Collected data entries:
§
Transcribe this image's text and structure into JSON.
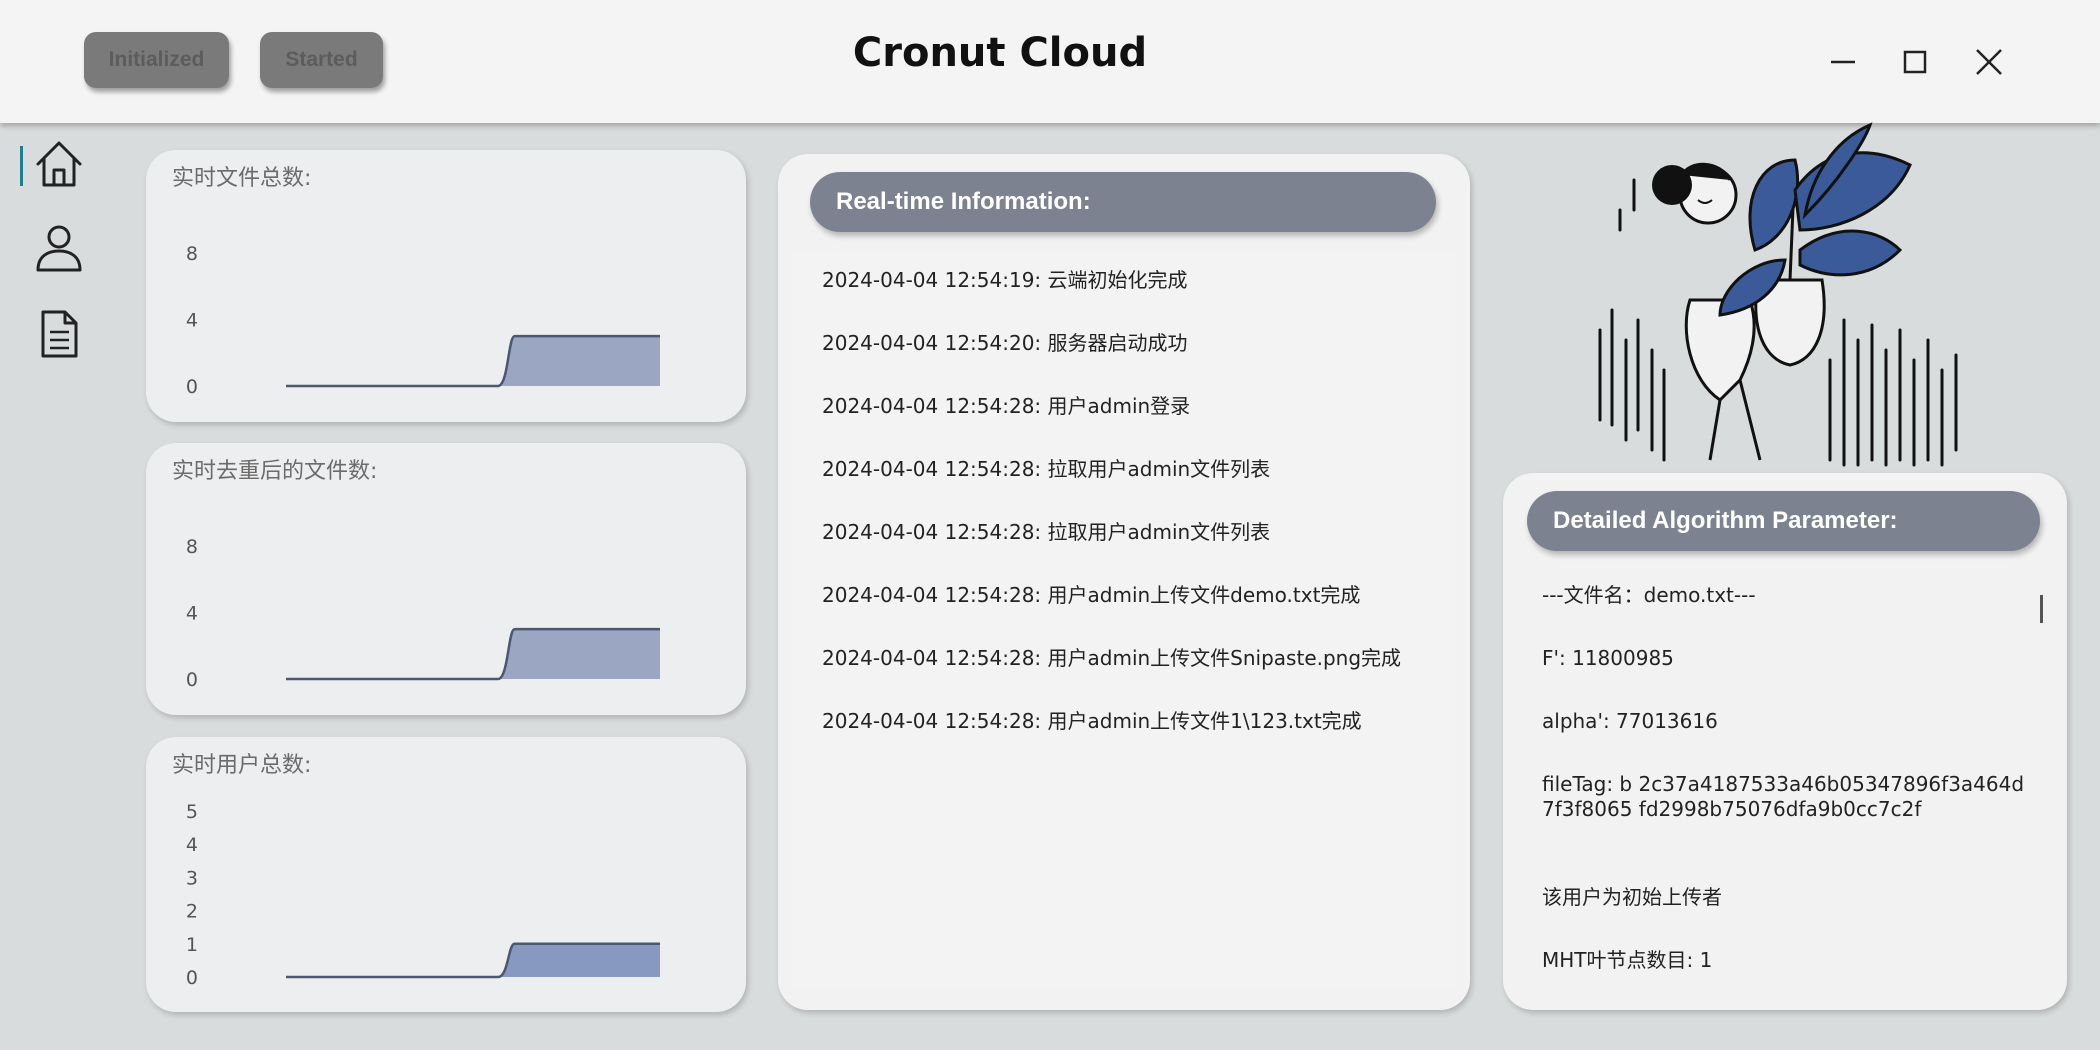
{
  "titlebar": {
    "status_buttons": [
      "Initialized",
      "Started"
    ],
    "app_title": "Cronut Cloud"
  },
  "nav": {
    "items": [
      "home-icon",
      "user-icon",
      "document-icon"
    ],
    "active": "home-icon"
  },
  "charts": {
    "files_total": {
      "title": "实时文件总数:"
    },
    "files_dedup": {
      "title": "实时去重后的文件数:"
    },
    "users_total": {
      "title": "实时用户总数:"
    }
  },
  "chart_data": [
    {
      "type": "area",
      "title": "实时文件总数:",
      "yticks": [
        "0",
        "4",
        "8"
      ],
      "ylim": [
        0,
        8
      ],
      "x": [
        0,
        1,
        2,
        3,
        4,
        5,
        6,
        7,
        8,
        9
      ],
      "values": [
        0,
        0,
        0,
        0,
        0,
        0,
        3,
        3,
        3,
        3
      ],
      "color": "#9aa6c2"
    },
    {
      "type": "area",
      "title": "实时去重后的文件数:",
      "yticks": [
        "0",
        "4",
        "8"
      ],
      "ylim": [
        0,
        8
      ],
      "x": [
        0,
        1,
        2,
        3,
        4,
        5,
        6,
        7,
        8,
        9
      ],
      "values": [
        0,
        0,
        0,
        0,
        0,
        0,
        3,
        3,
        3,
        3
      ],
      "color": "#9aa6c2"
    },
    {
      "type": "area",
      "title": "实时用户总数:",
      "yticks": [
        "0",
        "1",
        "2",
        "3",
        "4",
        "5"
      ],
      "ylim": [
        0,
        5
      ],
      "x": [
        0,
        1,
        2,
        3,
        4,
        5,
        6,
        7,
        8,
        9
      ],
      "values": [
        0,
        0,
        0,
        0,
        0,
        0,
        1,
        1,
        1,
        1
      ],
      "color": "#8799c0"
    }
  ],
  "realtime": {
    "header": "Real-time Information:",
    "logs": [
      "2024-04-04 12:54:19:  云端初始化完成",
      "2024-04-04 12:54:20:  服务器启动成功",
      "2024-04-04 12:54:28:  用户admin登录",
      "2024-04-04 12:54:28:  拉取用户admin文件列表",
      "2024-04-04 12:54:28:  拉取用户admin文件列表",
      "2024-04-04 12:54:28:  用户admin上传文件demo.txt完成",
      "2024-04-04 12:54:28:  用户admin上传文件Snipaste.png完成",
      "2024-04-04 12:54:28:  用户admin上传文件1\\123.txt完成"
    ]
  },
  "params": {
    "header": "Detailed Algorithm Parameter:",
    "lines": [
      "---文件名：demo.txt---",
      "F': 11800985",
      "alpha': 77013616",
      "fileTag: b 2c37a4187533a46b05347896f3a464d7f3f8065 fd2998b75076dfa9b0cc7c2f",
      "该用户为初始上传者",
      "MHT叶节点数目: 1"
    ]
  },
  "colors": {
    "accent": "#1f7f8e",
    "header_pill": "#7d8290",
    "chart_fill": "#9aa6c2",
    "plant_blue": "#3b5a99"
  }
}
§
**Aim**: Your task is to retype all the entries exactly and leave out any pictures.

**Problem solution**:
Transcribe this image's text and structure into JSON.
{
  "titlebar": {
    "status_buttons": [
      "Initialized",
      "Started"
    ],
    "app_title": "Cronut Cloud"
  },
  "nav": {
    "items": [
      "home-icon",
      "user-icon",
      "document-icon"
    ],
    "active": "home-icon"
  },
  "charts": {
    "files_total": {
      "title": "实时文件总数:"
    },
    "files_dedup": {
      "title": "实时去重后的文件数:"
    },
    "users_total": {
      "title": "实时用户总数:"
    }
  },
  "chart_data": [
    {
      "type": "area",
      "title": "实时文件总数:",
      "yticks": [
        "0",
        "4",
        "8"
      ],
      "ylim": [
        0,
        8
      ],
      "x": [
        0,
        1,
        2,
        3,
        4,
        5,
        6,
        7,
        8,
        9
      ],
      "values": [
        0,
        0,
        0,
        0,
        0,
        0,
        3,
        3,
        3,
        3
      ],
      "color": "#9aa6c2"
    },
    {
      "type": "area",
      "title": "实时去重后的文件数:",
      "yticks": [
        "0",
        "4",
        "8"
      ],
      "ylim": [
        0,
        8
      ],
      "x": [
        0,
        1,
        2,
        3,
        4,
        5,
        6,
        7,
        8,
        9
      ],
      "values": [
        0,
        0,
        0,
        0,
        0,
        0,
        3,
        3,
        3,
        3
      ],
      "color": "#9aa6c2"
    },
    {
      "type": "area",
      "title": "实时用户总数:",
      "yticks": [
        "0",
        "1",
        "2",
        "3",
        "4",
        "5"
      ],
      "ylim": [
        0,
        5
      ],
      "x": [
        0,
        1,
        2,
        3,
        4,
        5,
        6,
        7,
        8,
        9
      ],
      "values": [
        0,
        0,
        0,
        0,
        0,
        0,
        1,
        1,
        1,
        1
      ],
      "color": "#8799c0"
    }
  ],
  "realtime": {
    "header": "Real-time Information:",
    "logs": [
      "2024-04-04 12:54:19:  云端初始化完成",
      "2024-04-04 12:54:20:  服务器启动成功",
      "2024-04-04 12:54:28:  用户admin登录",
      "2024-04-04 12:54:28:  拉取用户admin文件列表",
      "2024-04-04 12:54:28:  拉取用户admin文件列表",
      "2024-04-04 12:54:28:  用户admin上传文件demo.txt完成",
      "2024-04-04 12:54:28:  用户admin上传文件Snipaste.png完成",
      "2024-04-04 12:54:28:  用户admin上传文件1\\123.txt完成"
    ]
  },
  "params": {
    "header": "Detailed Algorithm Parameter:",
    "lines": [
      "---文件名：demo.txt---",
      "F': 11800985",
      "alpha': 77013616",
      "fileTag: b 2c37a4187533a46b05347896f3a464d7f3f8065 fd2998b75076dfa9b0cc7c2f",
      "该用户为初始上传者",
      "MHT叶节点数目: 1"
    ]
  },
  "colors": {
    "accent": "#1f7f8e",
    "header_pill": "#7d8290",
    "chart_fill": "#9aa6c2",
    "plant_blue": "#3b5a99"
  }
}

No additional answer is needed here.